EXERCISES TO COMPLETE ::
1. Reproduce the passage on Britain's buses word for word, from "My view is that" to "culture and imagination.".
2. In the passage on Britain's buses, list each group of people that is explicitly described as taking pride in buses or in a bus operator.
3. Carry on the passage on Britain's buses from its final sentence.

PASSAGE SHOWN ::
The last two centuries have seen ups and downs for Britain’s buses, and you might think they’ve had more downs than ups in recent years. But it can’t be denied that buses have evolved from a one-off business opportunity to something hugely important to millions of people every day. So what is the link, the so-called ‘red thread’ that links 1824 to today?
My view is that the common link is pride and a sense of service. The Mancunians of 1824 were very proud of their new buses, and, notably, best practice today reflects pride by staff and pride by passengers in their local bus operator. And that links to the other arm, a sense of service. People want to feel that their buses are run for the benefit of the passenger, not the bus company (or their owning conglomerate). That’s absolutely not to say that large groups can’t create customer loyalty or pride – it says that it needs culture and imagination.

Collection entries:
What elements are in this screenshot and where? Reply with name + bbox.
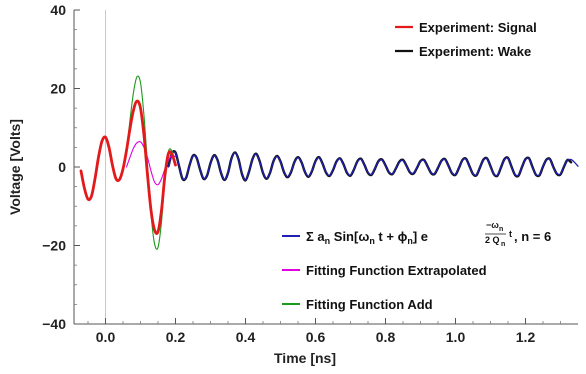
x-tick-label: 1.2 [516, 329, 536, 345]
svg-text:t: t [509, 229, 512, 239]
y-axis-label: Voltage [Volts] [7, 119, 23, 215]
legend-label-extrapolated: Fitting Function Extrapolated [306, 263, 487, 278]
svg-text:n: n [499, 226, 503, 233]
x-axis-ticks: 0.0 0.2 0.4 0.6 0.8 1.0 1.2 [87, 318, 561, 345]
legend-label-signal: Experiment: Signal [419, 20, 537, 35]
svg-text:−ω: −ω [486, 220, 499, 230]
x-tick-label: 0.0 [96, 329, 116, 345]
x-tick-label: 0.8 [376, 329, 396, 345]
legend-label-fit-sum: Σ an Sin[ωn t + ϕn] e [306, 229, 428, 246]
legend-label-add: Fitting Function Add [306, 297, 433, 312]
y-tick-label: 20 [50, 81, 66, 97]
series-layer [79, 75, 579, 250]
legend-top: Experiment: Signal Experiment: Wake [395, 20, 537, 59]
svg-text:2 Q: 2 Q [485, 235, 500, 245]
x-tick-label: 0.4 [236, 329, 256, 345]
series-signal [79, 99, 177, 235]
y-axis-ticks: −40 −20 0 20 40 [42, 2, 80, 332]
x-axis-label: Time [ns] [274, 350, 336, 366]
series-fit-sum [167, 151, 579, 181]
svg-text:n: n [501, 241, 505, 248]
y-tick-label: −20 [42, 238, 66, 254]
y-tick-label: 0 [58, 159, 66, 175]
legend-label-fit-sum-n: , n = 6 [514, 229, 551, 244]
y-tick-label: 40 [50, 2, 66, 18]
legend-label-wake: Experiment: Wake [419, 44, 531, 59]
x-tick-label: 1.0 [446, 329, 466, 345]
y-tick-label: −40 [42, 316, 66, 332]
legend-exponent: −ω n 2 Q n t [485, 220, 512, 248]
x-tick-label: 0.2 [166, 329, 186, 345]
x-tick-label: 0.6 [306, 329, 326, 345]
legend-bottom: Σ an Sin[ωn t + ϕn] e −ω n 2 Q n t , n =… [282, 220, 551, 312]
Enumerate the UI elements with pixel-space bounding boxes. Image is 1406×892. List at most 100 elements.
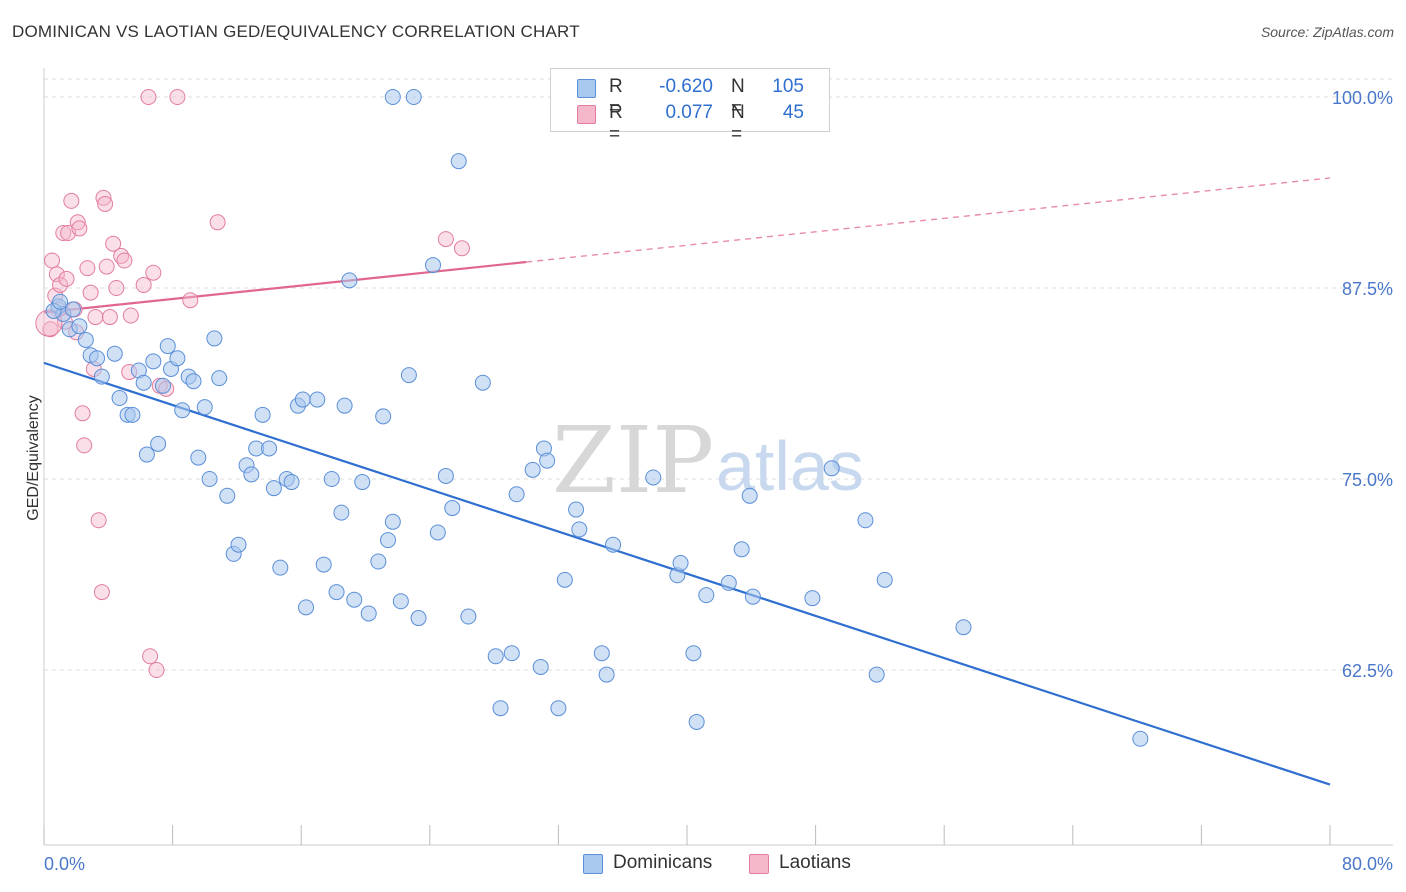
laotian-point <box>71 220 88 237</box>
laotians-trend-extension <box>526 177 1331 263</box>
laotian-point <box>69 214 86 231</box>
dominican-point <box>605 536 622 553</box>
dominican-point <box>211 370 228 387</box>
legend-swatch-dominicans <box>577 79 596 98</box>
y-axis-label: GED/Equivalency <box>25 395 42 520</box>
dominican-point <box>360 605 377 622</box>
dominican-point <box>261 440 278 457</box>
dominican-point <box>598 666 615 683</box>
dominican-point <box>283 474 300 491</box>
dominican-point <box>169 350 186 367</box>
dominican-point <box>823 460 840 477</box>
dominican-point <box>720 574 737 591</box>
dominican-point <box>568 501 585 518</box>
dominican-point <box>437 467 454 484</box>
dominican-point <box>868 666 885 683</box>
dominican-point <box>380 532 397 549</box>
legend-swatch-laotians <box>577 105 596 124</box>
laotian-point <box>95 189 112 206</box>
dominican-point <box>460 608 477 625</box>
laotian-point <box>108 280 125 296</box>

RESULTS OF THE TASKS ::
1.
My view is that the common link is pride and a sense of service. The Mancunians of 1824 were very proud of their new buses, and, notably, best practice today reflects pride by staff and pride by passengers in their local bus operator. And that links to the other arm, a sense of service. People want to feel that their buses are run for the benefit of the passenger, not the bus company (or their owning conglomerate). That’s absolutely not to say that large groups can’t create customer loyalty or pride – it says that it needs culture and imagination.

2.
- The Mancunians of 1824
- Staff
- Passengers

3.
There’s a bus museum in Manchester, the Museum of Transport Greater Manchester, which works in partnership with local government body TfGM to tell the story of the region’s public transport. After being the cradle of Britain’s buses (and railways, of course) the region became blessed with an unusually varied and rich patchwork of bus history and this is commemorated today with a collection of seventy vintage buses, thousands of documents and photos, hundreds of bus stops and ticket machines and precisely one cast iron bus shelter. It’s well worth a visit to see how far buses have come in two hundred years.
If you go, resist the temptation to say that buses were better in the old days. The staff there (they’re all volunteers) will remind you that their lovely vintage classics lack disabled space, lack heaters, lack step-free access – in fact, they lack pretty much anything beyond seats. But they look rather lovely, and they exude a sense of pride and welcome that’s like gold dust. So don’t let anyone tell you that yesterday has nothing to teach us – a walk around a museum like the one in Manchester is proof that Mr Greenwood and his successors still have much to say to us today.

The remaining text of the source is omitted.